┌─ GIVEN RECORDS

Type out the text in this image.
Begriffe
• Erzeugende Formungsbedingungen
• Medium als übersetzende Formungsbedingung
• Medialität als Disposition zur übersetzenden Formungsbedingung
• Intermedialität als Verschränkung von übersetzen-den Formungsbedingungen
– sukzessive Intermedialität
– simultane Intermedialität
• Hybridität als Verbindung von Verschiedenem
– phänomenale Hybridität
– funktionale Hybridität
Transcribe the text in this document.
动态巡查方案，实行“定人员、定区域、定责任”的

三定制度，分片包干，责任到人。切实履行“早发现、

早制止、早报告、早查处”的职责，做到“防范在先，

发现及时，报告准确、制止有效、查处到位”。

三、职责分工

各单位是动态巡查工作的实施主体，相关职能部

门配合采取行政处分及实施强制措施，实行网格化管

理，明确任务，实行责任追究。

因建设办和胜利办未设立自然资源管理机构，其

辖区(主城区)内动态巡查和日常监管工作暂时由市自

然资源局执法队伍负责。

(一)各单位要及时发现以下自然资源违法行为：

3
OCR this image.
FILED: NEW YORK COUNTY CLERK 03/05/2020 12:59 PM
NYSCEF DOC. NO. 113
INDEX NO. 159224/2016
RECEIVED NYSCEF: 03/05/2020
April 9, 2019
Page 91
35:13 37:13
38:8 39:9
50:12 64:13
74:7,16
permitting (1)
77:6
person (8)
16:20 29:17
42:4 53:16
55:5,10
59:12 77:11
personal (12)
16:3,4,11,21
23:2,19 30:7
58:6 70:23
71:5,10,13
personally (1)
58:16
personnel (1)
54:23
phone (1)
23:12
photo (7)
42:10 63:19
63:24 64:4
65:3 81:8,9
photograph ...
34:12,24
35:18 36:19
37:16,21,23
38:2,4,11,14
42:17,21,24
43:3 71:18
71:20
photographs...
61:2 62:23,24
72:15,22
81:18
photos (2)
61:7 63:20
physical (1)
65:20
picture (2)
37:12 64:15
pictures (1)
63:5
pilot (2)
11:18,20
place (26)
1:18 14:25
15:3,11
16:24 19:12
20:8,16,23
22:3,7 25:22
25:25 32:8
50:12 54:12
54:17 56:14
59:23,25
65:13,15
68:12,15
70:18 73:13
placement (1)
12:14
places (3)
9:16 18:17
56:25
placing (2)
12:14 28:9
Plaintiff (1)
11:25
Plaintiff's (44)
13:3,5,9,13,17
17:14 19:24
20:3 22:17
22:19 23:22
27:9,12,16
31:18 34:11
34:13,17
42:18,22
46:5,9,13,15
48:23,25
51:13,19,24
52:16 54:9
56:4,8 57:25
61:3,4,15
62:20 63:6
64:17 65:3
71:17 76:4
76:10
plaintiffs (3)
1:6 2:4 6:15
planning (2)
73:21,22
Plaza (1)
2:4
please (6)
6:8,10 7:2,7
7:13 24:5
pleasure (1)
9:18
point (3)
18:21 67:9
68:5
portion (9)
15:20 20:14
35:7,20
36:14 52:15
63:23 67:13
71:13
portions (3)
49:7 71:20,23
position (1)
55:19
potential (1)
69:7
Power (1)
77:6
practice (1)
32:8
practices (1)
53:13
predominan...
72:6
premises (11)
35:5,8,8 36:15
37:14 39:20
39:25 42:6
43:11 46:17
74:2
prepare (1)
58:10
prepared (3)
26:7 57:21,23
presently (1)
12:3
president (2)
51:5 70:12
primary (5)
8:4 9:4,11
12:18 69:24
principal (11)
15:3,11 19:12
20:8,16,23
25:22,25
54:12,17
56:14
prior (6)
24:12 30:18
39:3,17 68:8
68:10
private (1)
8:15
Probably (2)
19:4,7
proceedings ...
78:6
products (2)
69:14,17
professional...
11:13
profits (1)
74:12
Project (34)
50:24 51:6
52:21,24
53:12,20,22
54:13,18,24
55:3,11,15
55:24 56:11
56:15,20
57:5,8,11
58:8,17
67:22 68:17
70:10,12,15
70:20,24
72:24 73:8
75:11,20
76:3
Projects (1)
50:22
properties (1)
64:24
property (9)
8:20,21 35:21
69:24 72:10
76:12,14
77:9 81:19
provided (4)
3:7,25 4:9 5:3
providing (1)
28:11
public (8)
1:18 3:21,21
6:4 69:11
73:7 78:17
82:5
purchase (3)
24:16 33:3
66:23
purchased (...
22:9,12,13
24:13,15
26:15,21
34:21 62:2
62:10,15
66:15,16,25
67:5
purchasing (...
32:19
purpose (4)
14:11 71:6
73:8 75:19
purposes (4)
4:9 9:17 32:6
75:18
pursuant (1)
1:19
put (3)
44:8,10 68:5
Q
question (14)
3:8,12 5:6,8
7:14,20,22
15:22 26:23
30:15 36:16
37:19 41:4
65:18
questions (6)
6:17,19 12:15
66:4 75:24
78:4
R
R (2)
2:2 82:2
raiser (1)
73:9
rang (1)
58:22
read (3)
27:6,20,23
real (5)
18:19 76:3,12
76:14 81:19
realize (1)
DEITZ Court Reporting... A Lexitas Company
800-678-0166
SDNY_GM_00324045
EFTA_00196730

└─

§ SET PROBLEM: Out of the records, collect only those lines that contain the string "this".

§ RESULT:
Type out the text in this image.
Transcribe the text in this document.
OCR this image.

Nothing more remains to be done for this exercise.